Return the full passage on social networks and news websites word for word.

SELECTION:
○ ○ ○

These updates let you know what your friends are up to, but they also let you know what your friends like or share. The social networks often work as recommendation networks as well.

New technology, new business
Google added relevancy and order to hyperlinks and is very useful for the active searcher: someone who’s looking for something. Social networks add relevancy to hyperlinks you’re not searching for. The networks provide you with new information and new articles recommended by virtual friends.

Both are in a business that was traditionally the business of a news provider. Google gives you insight and background information. Social Networks keep you up-to-date and recommend information.

Does this design shift also affect the future design of news websites?
The average news website probably publishes around a hundred articles every 24 hours. We can’t and don’t want to read all the articles a news website publishes. We need filtering mechanisms.

News websites add hierarchy to the news by presenting the most important things first. But this is a mass hierarchy. It’s not personal. The sorting is based on what the news website thinks will interest most people. And this works very well for the most important news.

The news website is a large pile of stories. Is this still in the best interest for a reader? His or her most valuable asset is time. Sure there is some news you need to know about, but you get to know about the important facts through your social networks as well.

And if you know the facts you can learn more by hitting the search button. The news website is still a database with a single entry, the frontpage. This makes it vulnerable in a distributed environment.

○ ○ ○

RECORDS SHOWN:
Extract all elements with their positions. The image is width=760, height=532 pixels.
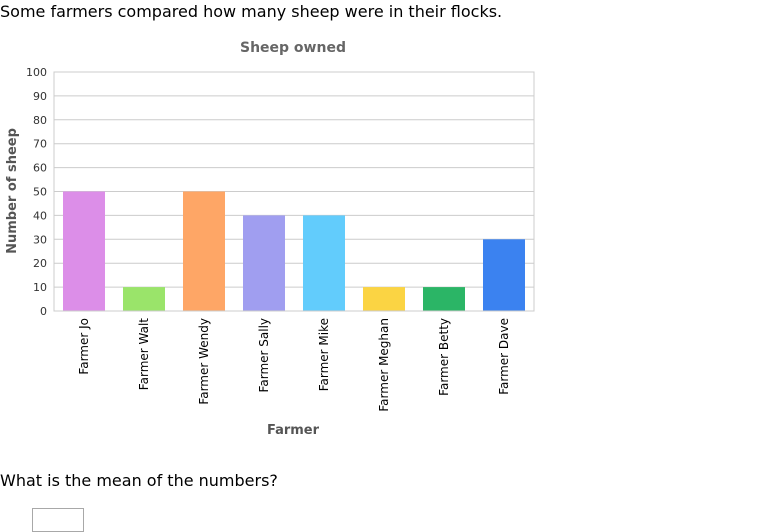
y-axis-ticks: 0 10 20 30 40 50 60 70 80 90 100	[26, 66, 47, 318]
bar	[183, 191, 225, 311]
y-tick-label: 40	[33, 209, 47, 222]
y-tick-label: 50	[33, 186, 47, 199]
y-tick-label: 100	[26, 66, 47, 79]
chart-title: Sheep owned	[240, 40, 346, 56]
bar	[363, 287, 405, 311]
y-tick-label: 70	[33, 138, 47, 151]
intro-text: Some farmers compared how many sheep wer…	[0, 2, 503, 21]
y-tick-label: 30	[33, 233, 47, 246]
x-tick-label: Farmer Mike	[317, 318, 331, 391]
x-tick-label: Farmer Dave	[497, 318, 511, 395]
x-tick-label: Farmer Jo	[77, 318, 91, 375]
x-tick-label: Farmer Walt	[137, 318, 151, 390]
y-tick-label: 80	[33, 114, 47, 127]
y-tick-label: 0	[40, 305, 47, 318]
x-tick-label: Farmer Meghan	[377, 318, 391, 412]
bar	[63, 191, 105, 311]
question-text: What is the mean of the numbers?	[0, 471, 278, 490]
x-axis-label: Farmer	[267, 423, 320, 438]
bars	[63, 191, 525, 311]
bar	[423, 287, 465, 311]
plot-frame	[53, 71, 535, 312]
bar	[243, 215, 285, 311]
y-tick-label: 10	[33, 281, 47, 294]
bar	[303, 215, 345, 311]
y-tick-label: 60	[33, 162, 47, 175]
y-tick-label: 20	[33, 257, 47, 270]
x-tick-label: Farmer Betty	[437, 318, 451, 396]
x-axis-ticks: Farmer Jo Farmer Walt Farmer Wendy Farmer S…	[77, 318, 511, 412]
bar	[483, 239, 525, 311]
bar	[123, 287, 165, 311]
y-axis-label: Number of sheep	[5, 128, 20, 254]
x-tick-label: Farmer Wendy	[197, 318, 211, 405]
bar-chart: Sheep owned 0 10 20 30 40 50 60 70 80 90 100 Farme…	[5, 40, 535, 438]
x-tick-label: Farmer Sally	[257, 318, 271, 392]
y-tick-label: 90	[33, 90, 47, 103]
answer-input[interactable]	[32, 508, 84, 532]
grid-lines	[54, 95, 534, 288]
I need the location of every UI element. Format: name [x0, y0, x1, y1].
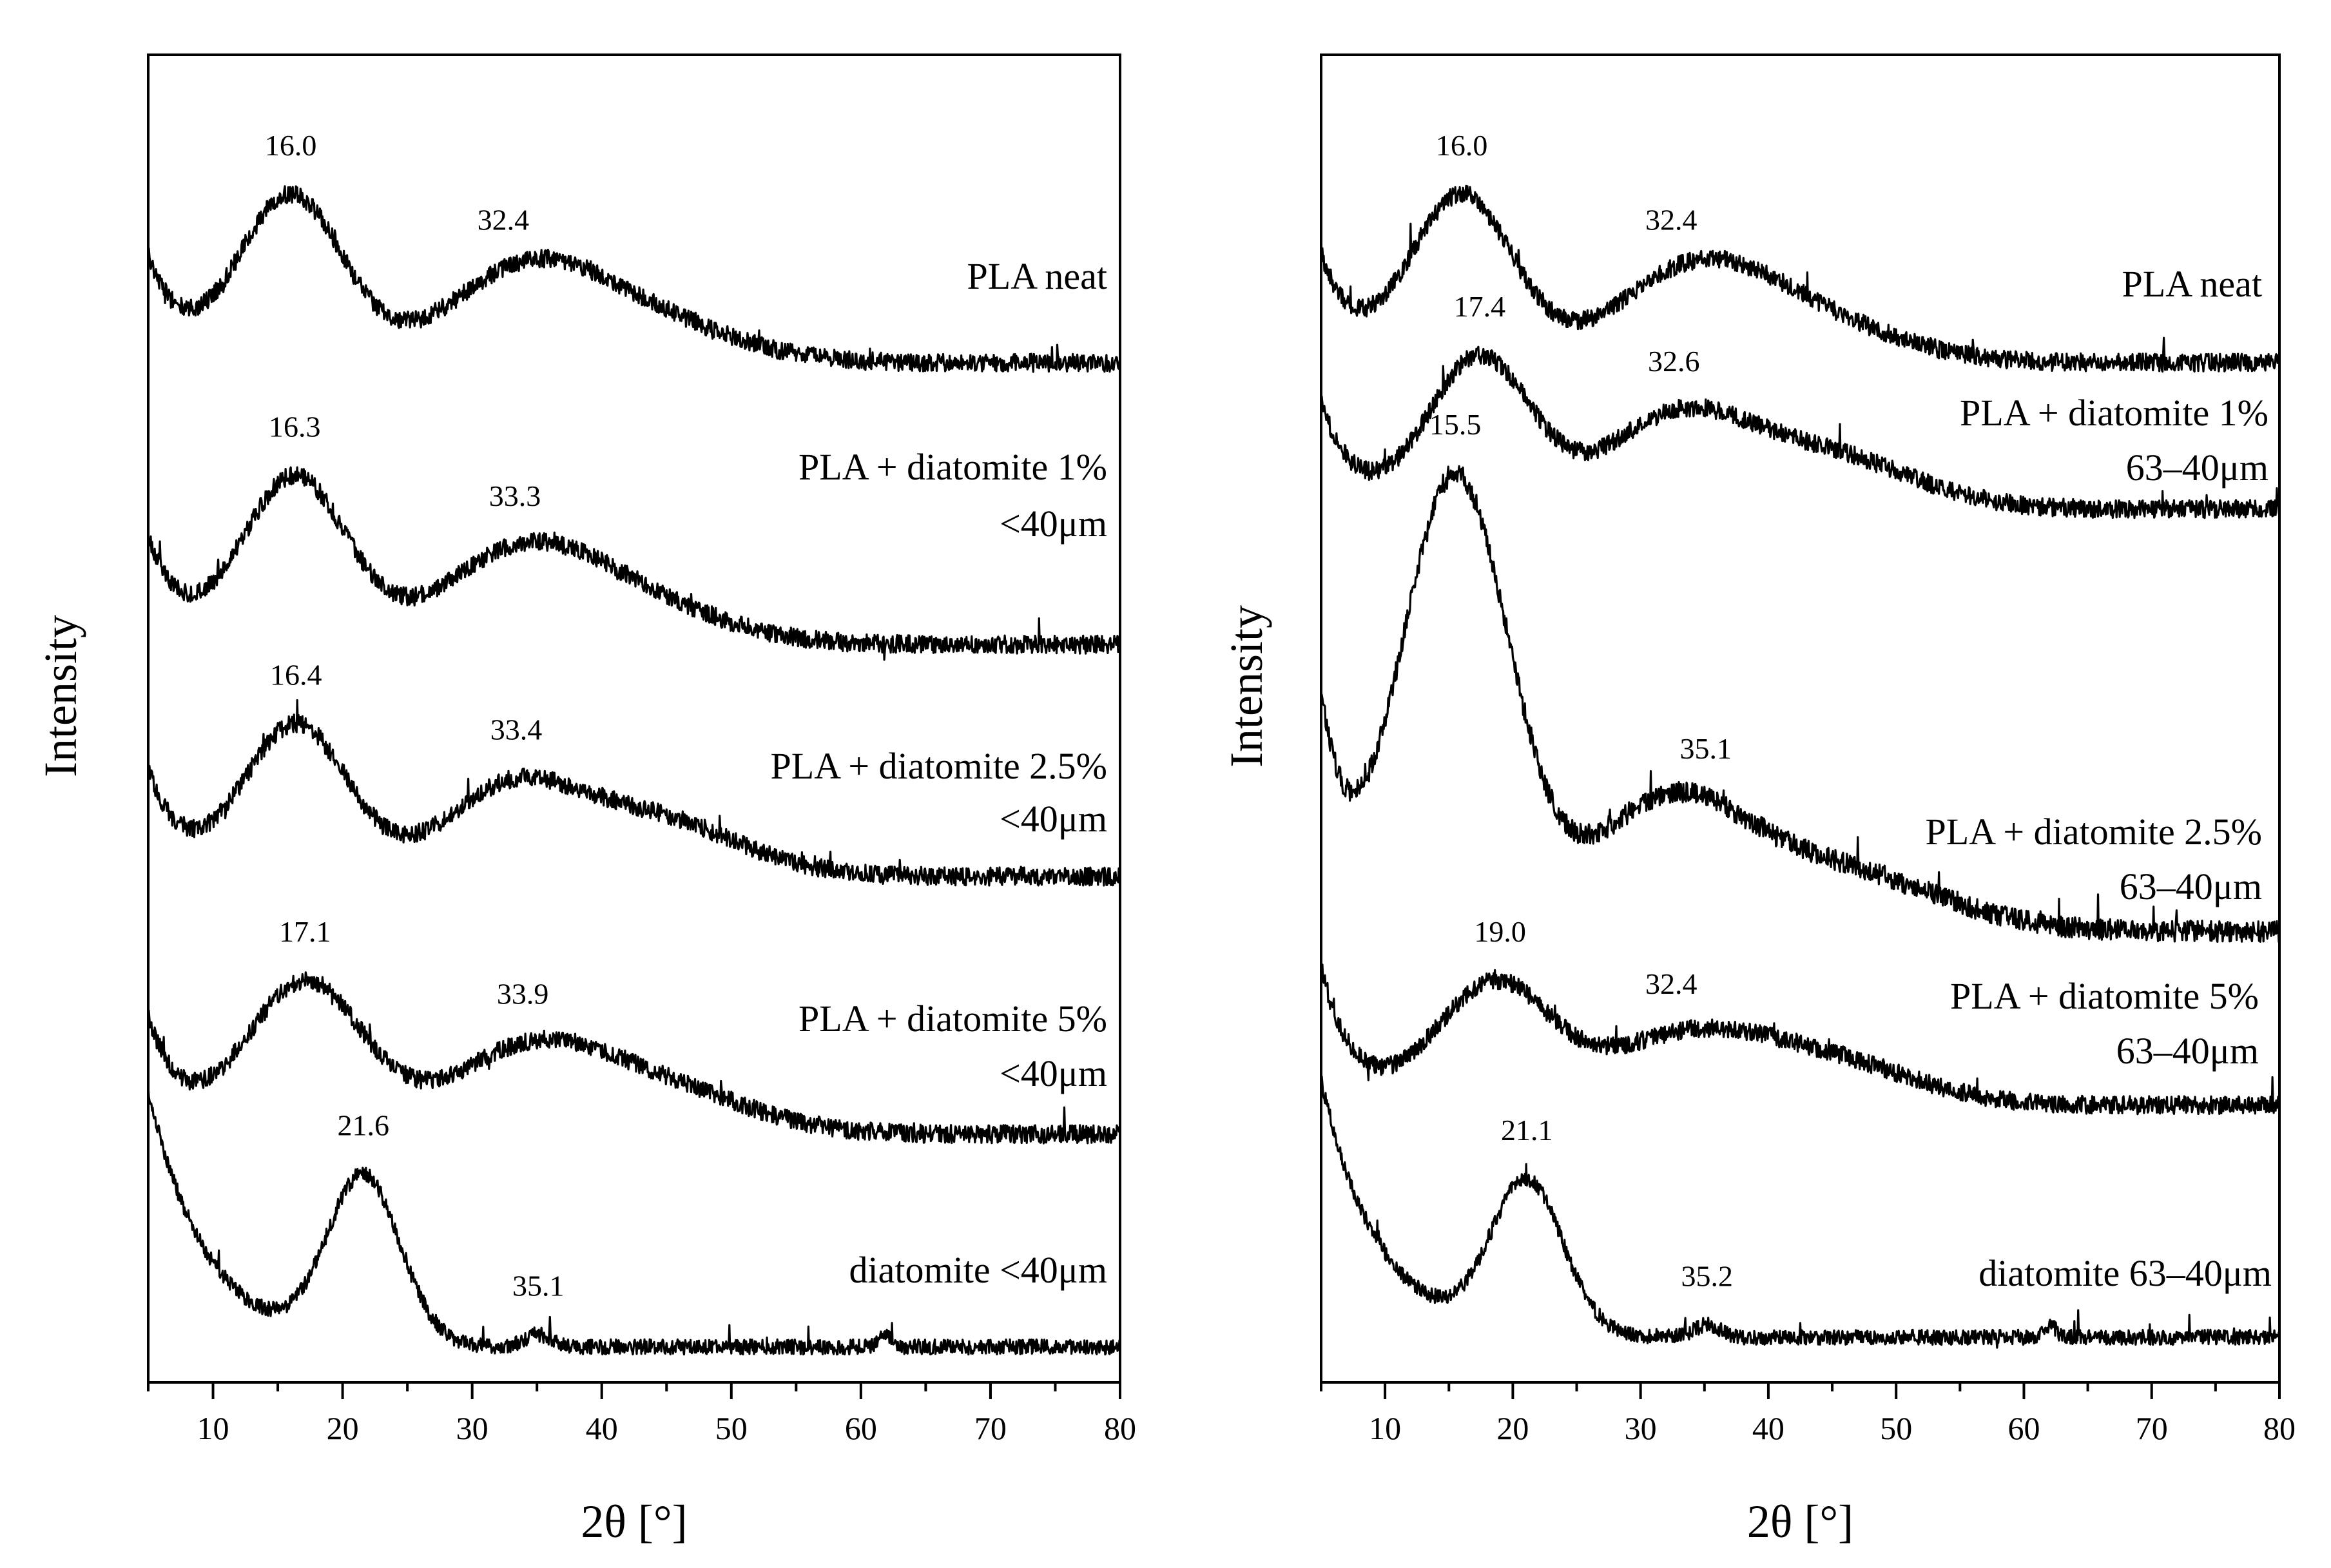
peak-label: 32.4	[1645, 967, 1697, 1000]
left-panel: 10 20 30 40 50 60 70 80 2θ [°] Intensity 16.0 32.4 P…	[35, 53, 1136, 1547]
peak-label: 16.4	[270, 659, 322, 692]
series-label: PLA neat	[967, 255, 1107, 297]
series-label: 63–40μm	[2126, 447, 2268, 489]
x-tick-label: 30	[456, 1410, 488, 1446]
series-label: 63–40μm	[2116, 1030, 2259, 1072]
x-tick-label: 40	[586, 1410, 618, 1446]
peak-label: 16.3	[269, 411, 321, 443]
xrd-pattern-line	[147, 1086, 1121, 1356]
series-label: <40μm	[1000, 1052, 1107, 1094]
xrd-pattern-line	[1320, 963, 2281, 1116]
peak-label: 35.1	[512, 1270, 565, 1302]
peak-label: 19.0	[1474, 915, 1526, 948]
x-tick-label: 80	[2263, 1410, 2296, 1446]
peak-label: 32.4	[1645, 204, 1697, 237]
peak-label: 33.9	[497, 977, 549, 1010]
series-label: diatomite 63–40μm	[1978, 1252, 2272, 1294]
right-panel: 10 20 30 40 50 60 70 80 2θ [°] Intensity 16.0 32.4 P…	[1221, 53, 2296, 1547]
x-tick-label: 60	[845, 1410, 877, 1446]
x-tick-label: 80	[1104, 1410, 1136, 1446]
plot-frame	[1320, 53, 2281, 1384]
peak-label: 32.4	[478, 204, 530, 237]
peak-label: 21.6	[338, 1109, 390, 1142]
x-tick-label: 70	[2136, 1410, 2168, 1446]
peak-label: 33.3	[489, 479, 541, 512]
x-tick-label: 60	[2007, 1410, 2040, 1446]
peak-label: 17.1	[279, 915, 331, 948]
series-label: <40μm	[1000, 798, 1107, 840]
x-tick-label: 10	[197, 1410, 229, 1446]
xrd-pattern-line	[147, 185, 1121, 373]
plot-frame	[147, 53, 1121, 1384]
peak-label: 16.0	[265, 129, 317, 162]
peak-label: 15.5	[1429, 408, 1482, 441]
series-label: PLA + diatomite 5%	[798, 998, 1107, 1040]
series-label: PLA + diatomite 2.5%	[771, 745, 1107, 787]
x-tick-label: 50	[1880, 1410, 1912, 1446]
peak-label: 16.0	[1436, 129, 1488, 162]
y-axis-title: Intensity	[1221, 605, 1272, 768]
x-tick-label: 50	[715, 1410, 748, 1446]
series-label: diatomite <40μm	[849, 1249, 1107, 1291]
xrd-pattern-line	[1320, 345, 2281, 519]
x-tick-label: 20	[1496, 1410, 1529, 1446]
peak-label: 33.4	[490, 713, 543, 746]
y-axis-title: Intensity	[35, 615, 86, 777]
xrd-pattern-line	[1320, 465, 2281, 943]
series-label: PLA + diatomite 2.5%	[1926, 811, 2262, 853]
series-label: PLA + diatomite 1%	[798, 446, 1107, 488]
xrd-pattern-line	[147, 466, 1121, 661]
peak-label: 17.4	[1454, 290, 1506, 323]
xrd-pattern-line	[1320, 1075, 2281, 1349]
x-axis-title: 2θ [°]	[1747, 1496, 1853, 1547]
series-label: PLA neat	[2122, 263, 2262, 305]
x-tick-label: 70	[974, 1410, 1007, 1446]
series-label: 63–40μm	[2120, 866, 2262, 907]
peak-label: 21.1	[1501, 1114, 1553, 1147]
series-label: PLA + diatomite 1%	[1960, 392, 2268, 434]
x-axis-title: 2θ [°]	[581, 1496, 687, 1547]
xrd-pattern-line	[1320, 184, 2281, 373]
x-tick-label: 40	[1752, 1410, 1785, 1446]
peak-label: 35.1	[1680, 732, 1732, 765]
peak-label: 35.2	[1681, 1260, 1734, 1293]
xrd-pattern-line	[147, 699, 1121, 887]
peak-label: 32.6	[1648, 345, 1700, 378]
series-label: <40μm	[1000, 503, 1107, 545]
x-tick-label: 10	[1369, 1410, 1401, 1446]
x-tick-label: 20	[327, 1410, 359, 1446]
xrd-pattern-line	[147, 971, 1121, 1145]
x-tick-label: 30	[1625, 1410, 1657, 1446]
series-label: PLA + diatomite 5%	[1950, 975, 2259, 1017]
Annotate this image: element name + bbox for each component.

○ ○ ○

TASK RESULT:
These updates let you know what your friends are up to, but they also let you know what your friends like or share. The social networks often work as recommendation networks as well.

New technology, new business
Google added relevancy and order to hyperlinks and is very useful for the active searcher: someone who’s looking for something. Social networks add relevancy to hyperlinks you’re not searching for. The networks provide you with new information and new articles recommended by virtual friends.

Both are in a business that was traditionally the business of a news provider. Google gives you insight and background information. Social Networks keep you up-to-date and recommend information.

Does this design shift also affect the future design of news websites?
The average news website probably publishes around a hundred articles every 24 hours. We can’t and don’t want to read all the articles a news website publishes. We need filtering mechanisms.

News websites add hierarchy to the news by presenting the most important things first. But this is a mass hierarchy. It’s not personal. The sorting is based on what the news website thinks will interest most people. And this works very well for the most important news.

The news website is a large pile of stories. Is this still in the best interest for a reader? His or her most valuable asset is time. Sure there is some news you need to know about, but you get to know about the important facts through your social networks as well.

And if you know the facts you can learn more by hitting the search button. The news website is still a database with a single entry, the frontpage. This makes it vulnerable in a distributed environment.